Stored data:
********************

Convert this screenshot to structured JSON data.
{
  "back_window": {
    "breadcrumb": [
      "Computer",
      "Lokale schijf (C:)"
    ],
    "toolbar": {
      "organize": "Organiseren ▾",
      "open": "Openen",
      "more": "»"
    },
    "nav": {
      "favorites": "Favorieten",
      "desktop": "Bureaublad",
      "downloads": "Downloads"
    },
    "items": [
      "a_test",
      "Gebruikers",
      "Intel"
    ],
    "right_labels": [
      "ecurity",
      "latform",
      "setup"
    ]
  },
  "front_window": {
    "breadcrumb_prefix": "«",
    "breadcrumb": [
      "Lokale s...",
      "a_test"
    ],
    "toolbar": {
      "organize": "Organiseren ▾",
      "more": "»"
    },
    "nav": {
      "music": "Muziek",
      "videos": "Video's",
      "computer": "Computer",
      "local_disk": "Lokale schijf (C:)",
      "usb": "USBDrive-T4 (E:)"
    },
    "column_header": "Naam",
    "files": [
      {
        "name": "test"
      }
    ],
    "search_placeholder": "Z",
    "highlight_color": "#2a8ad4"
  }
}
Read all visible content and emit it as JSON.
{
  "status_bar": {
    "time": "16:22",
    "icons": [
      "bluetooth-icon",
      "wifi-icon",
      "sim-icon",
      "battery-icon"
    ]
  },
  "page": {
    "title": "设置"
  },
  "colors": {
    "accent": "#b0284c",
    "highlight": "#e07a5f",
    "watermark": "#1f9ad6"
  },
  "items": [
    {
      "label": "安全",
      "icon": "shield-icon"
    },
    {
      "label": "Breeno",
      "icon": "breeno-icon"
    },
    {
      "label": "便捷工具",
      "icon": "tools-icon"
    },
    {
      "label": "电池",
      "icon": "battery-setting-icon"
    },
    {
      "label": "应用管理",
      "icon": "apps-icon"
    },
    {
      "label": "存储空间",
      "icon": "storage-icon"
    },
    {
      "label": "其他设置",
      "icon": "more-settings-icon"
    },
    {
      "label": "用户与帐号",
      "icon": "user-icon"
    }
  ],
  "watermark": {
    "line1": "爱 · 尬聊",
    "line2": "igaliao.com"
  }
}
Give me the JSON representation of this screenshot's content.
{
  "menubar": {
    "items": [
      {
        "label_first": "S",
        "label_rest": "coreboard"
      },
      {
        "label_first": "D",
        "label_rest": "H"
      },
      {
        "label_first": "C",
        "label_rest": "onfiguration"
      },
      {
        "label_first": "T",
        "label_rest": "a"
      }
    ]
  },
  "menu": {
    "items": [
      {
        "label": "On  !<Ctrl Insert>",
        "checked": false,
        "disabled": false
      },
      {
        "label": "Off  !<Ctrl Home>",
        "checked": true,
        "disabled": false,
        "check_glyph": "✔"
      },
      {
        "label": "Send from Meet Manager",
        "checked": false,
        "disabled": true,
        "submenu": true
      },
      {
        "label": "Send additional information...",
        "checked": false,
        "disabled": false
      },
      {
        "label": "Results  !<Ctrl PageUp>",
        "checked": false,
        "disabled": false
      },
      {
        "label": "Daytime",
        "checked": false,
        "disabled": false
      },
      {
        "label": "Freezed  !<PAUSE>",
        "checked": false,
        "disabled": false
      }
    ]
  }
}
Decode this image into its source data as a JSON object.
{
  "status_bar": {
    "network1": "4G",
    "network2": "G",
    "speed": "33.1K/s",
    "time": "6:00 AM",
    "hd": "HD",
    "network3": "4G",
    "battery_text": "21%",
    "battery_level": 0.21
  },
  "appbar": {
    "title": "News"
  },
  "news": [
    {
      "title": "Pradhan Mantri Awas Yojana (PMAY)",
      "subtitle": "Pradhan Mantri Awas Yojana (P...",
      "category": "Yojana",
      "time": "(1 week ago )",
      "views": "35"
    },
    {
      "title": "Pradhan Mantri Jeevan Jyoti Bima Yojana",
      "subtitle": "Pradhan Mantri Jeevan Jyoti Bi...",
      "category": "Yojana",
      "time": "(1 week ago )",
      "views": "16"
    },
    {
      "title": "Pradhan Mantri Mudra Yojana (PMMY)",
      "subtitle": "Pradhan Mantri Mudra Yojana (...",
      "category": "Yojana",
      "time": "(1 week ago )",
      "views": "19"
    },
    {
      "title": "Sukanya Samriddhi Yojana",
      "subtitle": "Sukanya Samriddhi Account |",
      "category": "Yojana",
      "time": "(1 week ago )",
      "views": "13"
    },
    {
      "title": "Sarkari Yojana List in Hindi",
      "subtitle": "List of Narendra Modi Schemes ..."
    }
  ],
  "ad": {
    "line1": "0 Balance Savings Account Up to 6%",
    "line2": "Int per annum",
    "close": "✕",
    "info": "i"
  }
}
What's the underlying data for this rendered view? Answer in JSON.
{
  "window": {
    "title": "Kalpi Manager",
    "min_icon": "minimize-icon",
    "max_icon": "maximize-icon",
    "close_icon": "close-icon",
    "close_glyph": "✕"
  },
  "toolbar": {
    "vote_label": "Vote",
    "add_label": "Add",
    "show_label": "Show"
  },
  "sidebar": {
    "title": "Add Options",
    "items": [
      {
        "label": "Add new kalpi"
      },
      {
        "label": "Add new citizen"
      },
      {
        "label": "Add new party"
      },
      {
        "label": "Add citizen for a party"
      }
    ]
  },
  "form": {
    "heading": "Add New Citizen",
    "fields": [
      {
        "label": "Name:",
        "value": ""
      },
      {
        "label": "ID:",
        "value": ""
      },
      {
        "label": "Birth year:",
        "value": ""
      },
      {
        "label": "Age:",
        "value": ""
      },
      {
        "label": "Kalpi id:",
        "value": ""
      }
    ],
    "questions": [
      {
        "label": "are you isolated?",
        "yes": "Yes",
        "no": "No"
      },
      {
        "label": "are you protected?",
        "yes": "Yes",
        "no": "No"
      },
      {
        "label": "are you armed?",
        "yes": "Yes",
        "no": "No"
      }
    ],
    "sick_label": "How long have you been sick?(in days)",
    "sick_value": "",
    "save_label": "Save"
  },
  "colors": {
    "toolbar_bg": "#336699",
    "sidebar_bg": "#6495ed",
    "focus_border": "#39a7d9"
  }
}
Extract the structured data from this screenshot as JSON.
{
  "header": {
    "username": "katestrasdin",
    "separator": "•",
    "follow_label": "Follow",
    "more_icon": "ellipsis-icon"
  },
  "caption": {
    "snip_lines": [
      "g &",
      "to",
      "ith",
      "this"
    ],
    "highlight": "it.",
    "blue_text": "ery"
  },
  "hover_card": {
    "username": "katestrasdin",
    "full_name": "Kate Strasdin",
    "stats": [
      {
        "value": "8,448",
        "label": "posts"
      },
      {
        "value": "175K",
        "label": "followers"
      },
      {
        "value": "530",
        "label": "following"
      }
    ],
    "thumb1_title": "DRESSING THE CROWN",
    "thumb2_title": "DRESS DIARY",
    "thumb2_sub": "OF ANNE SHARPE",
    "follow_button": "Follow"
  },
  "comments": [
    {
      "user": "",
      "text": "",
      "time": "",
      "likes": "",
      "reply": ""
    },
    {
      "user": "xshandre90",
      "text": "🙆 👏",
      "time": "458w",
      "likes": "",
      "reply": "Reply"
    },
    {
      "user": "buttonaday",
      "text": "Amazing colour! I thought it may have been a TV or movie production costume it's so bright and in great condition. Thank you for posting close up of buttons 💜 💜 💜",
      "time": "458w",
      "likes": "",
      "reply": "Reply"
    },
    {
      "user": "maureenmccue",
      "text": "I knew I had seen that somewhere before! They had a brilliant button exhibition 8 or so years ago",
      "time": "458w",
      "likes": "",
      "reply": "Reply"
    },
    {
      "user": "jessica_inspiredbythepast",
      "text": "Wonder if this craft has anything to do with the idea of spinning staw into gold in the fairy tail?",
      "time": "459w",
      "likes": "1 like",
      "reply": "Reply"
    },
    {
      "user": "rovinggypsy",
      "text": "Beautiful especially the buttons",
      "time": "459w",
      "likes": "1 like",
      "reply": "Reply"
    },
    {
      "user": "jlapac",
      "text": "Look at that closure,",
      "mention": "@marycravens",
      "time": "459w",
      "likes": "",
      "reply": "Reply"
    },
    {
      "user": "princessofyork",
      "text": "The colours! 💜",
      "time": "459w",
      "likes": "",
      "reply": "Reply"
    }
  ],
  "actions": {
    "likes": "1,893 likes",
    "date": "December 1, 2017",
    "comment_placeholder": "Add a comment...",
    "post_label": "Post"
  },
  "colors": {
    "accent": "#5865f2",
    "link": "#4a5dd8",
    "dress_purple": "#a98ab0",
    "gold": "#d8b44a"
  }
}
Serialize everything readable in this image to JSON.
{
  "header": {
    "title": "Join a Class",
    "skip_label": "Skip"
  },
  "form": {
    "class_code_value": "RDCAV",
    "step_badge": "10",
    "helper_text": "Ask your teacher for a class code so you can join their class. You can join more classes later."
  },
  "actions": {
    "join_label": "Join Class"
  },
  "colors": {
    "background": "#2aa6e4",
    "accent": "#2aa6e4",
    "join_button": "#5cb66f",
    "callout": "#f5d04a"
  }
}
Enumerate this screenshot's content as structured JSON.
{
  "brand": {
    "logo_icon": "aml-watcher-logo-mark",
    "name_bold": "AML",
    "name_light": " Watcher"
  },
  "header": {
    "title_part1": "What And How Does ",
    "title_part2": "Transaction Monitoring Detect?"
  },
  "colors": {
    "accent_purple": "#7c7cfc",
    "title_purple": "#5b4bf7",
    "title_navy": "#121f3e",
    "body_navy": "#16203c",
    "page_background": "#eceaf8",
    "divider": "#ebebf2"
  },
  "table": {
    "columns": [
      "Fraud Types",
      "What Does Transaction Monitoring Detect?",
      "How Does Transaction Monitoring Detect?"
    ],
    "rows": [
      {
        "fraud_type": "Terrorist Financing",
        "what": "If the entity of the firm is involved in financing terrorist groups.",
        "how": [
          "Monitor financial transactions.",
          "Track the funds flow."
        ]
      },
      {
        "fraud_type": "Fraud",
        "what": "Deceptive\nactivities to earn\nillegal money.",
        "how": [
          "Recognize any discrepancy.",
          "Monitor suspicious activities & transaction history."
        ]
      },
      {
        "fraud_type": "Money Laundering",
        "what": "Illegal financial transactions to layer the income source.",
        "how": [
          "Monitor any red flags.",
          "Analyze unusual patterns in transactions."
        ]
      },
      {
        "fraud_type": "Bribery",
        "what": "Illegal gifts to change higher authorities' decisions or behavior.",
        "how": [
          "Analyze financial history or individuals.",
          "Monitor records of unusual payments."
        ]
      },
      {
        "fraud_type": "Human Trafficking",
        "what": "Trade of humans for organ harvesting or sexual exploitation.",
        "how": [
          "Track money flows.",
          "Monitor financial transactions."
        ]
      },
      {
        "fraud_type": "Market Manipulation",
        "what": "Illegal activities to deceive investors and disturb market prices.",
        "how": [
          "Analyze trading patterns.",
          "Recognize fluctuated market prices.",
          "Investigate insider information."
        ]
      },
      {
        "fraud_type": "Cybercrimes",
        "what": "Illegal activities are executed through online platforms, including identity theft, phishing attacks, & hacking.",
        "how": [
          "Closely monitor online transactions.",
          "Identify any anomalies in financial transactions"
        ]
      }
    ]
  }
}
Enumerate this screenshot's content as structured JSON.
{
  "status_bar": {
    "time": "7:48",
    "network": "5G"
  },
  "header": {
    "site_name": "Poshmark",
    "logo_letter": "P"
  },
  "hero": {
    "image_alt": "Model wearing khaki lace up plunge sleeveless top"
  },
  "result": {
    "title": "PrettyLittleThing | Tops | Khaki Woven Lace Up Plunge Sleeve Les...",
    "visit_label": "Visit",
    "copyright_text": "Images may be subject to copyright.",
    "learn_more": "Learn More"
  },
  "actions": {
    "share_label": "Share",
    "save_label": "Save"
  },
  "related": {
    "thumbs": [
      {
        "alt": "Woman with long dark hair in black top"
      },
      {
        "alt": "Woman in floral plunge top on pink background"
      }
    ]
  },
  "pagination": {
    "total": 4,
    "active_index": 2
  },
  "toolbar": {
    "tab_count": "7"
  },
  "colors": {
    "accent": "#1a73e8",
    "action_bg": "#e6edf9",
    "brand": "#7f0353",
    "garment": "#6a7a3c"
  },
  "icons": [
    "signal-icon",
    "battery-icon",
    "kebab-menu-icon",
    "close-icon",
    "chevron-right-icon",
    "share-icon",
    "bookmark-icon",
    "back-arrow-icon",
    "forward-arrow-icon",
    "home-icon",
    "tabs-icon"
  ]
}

********************

Copy each line in the data that holds the word "Sukanya".

      "title": "Sukanya Samriddhi Yojana",
      "subtitle": "Sukanya Samriddhi Account |",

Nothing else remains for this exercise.